* _SUPPLIED DATA_
━━━━━━━━

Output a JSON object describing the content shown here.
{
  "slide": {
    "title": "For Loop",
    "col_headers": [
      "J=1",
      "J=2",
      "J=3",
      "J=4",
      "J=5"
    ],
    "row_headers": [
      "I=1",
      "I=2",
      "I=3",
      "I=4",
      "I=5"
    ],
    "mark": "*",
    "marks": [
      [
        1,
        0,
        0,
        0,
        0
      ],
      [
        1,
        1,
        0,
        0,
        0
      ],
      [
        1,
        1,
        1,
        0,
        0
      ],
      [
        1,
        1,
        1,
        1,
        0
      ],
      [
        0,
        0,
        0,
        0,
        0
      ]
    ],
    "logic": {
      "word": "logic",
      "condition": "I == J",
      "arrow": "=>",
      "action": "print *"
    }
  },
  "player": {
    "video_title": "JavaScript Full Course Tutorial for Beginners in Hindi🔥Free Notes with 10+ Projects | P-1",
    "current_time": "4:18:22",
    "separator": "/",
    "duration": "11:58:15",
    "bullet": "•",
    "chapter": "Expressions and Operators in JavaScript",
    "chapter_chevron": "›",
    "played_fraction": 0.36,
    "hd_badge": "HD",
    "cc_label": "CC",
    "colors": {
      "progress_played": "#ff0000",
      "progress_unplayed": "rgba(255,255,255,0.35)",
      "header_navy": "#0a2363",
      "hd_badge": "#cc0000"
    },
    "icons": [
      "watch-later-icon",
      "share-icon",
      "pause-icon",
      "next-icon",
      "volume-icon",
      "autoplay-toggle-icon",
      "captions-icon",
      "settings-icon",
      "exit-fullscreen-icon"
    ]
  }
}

━━━━━━━━

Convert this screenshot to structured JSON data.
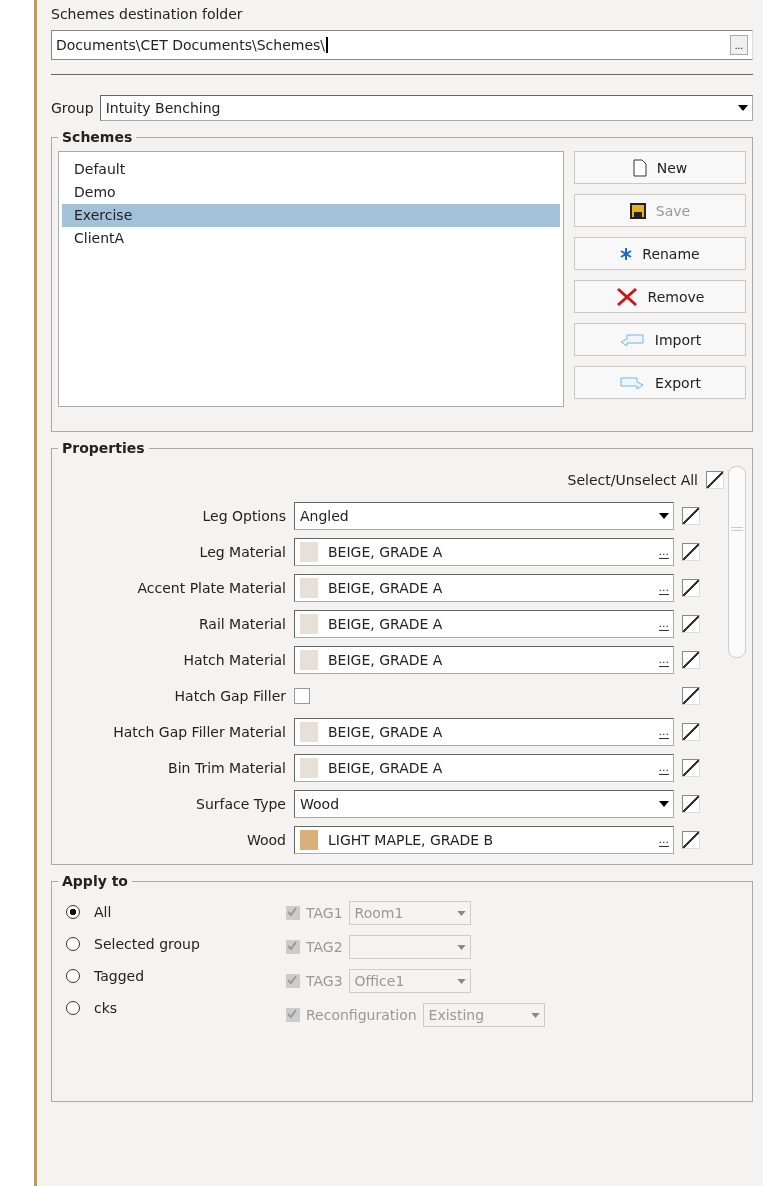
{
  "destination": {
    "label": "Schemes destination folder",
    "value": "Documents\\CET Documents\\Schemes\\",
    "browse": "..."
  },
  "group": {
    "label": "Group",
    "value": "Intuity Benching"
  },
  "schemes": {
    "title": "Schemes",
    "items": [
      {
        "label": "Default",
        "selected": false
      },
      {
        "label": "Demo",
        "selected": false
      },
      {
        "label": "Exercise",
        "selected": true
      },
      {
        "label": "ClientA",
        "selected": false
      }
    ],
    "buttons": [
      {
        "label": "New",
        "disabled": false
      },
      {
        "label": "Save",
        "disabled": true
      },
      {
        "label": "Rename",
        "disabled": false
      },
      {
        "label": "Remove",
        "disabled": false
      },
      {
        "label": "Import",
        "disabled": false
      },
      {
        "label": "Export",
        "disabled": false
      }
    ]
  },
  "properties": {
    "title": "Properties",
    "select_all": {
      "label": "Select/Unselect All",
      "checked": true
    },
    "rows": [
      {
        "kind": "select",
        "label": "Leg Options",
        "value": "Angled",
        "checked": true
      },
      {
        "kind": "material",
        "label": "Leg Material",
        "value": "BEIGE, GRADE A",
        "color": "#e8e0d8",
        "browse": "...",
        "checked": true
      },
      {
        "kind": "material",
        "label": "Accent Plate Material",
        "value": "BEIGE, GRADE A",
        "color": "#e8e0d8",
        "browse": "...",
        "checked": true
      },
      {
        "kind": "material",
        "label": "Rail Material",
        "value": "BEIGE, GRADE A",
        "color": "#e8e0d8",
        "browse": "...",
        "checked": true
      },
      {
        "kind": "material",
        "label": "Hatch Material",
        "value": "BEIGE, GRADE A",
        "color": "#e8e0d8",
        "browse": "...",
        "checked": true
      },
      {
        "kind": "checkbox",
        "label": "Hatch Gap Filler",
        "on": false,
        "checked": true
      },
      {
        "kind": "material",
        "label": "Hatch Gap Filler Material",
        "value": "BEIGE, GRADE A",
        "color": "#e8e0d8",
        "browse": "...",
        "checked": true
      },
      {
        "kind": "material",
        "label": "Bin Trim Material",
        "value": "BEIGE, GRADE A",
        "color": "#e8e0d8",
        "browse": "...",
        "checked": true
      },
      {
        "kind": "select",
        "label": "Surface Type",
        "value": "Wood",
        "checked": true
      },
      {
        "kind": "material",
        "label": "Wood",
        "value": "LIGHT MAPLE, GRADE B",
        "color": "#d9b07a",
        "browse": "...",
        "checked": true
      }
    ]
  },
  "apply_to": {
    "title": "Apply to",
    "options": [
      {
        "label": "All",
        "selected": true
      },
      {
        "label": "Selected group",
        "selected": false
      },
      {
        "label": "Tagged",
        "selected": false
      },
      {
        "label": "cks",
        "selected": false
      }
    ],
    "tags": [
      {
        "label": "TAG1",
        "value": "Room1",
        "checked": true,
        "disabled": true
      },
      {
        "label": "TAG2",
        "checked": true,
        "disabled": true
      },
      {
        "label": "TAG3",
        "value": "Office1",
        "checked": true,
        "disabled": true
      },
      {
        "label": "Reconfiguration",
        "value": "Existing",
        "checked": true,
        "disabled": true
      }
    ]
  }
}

━━━━━━━━

Isolate the lines above that contain the word "Hatch" and copy them.

* _SOLUTION TO THE PROBLEM_
        "label": "Hatch Material",
        "label": "Hatch Gap Filler",
        "label": "Hatch Gap Filler Material",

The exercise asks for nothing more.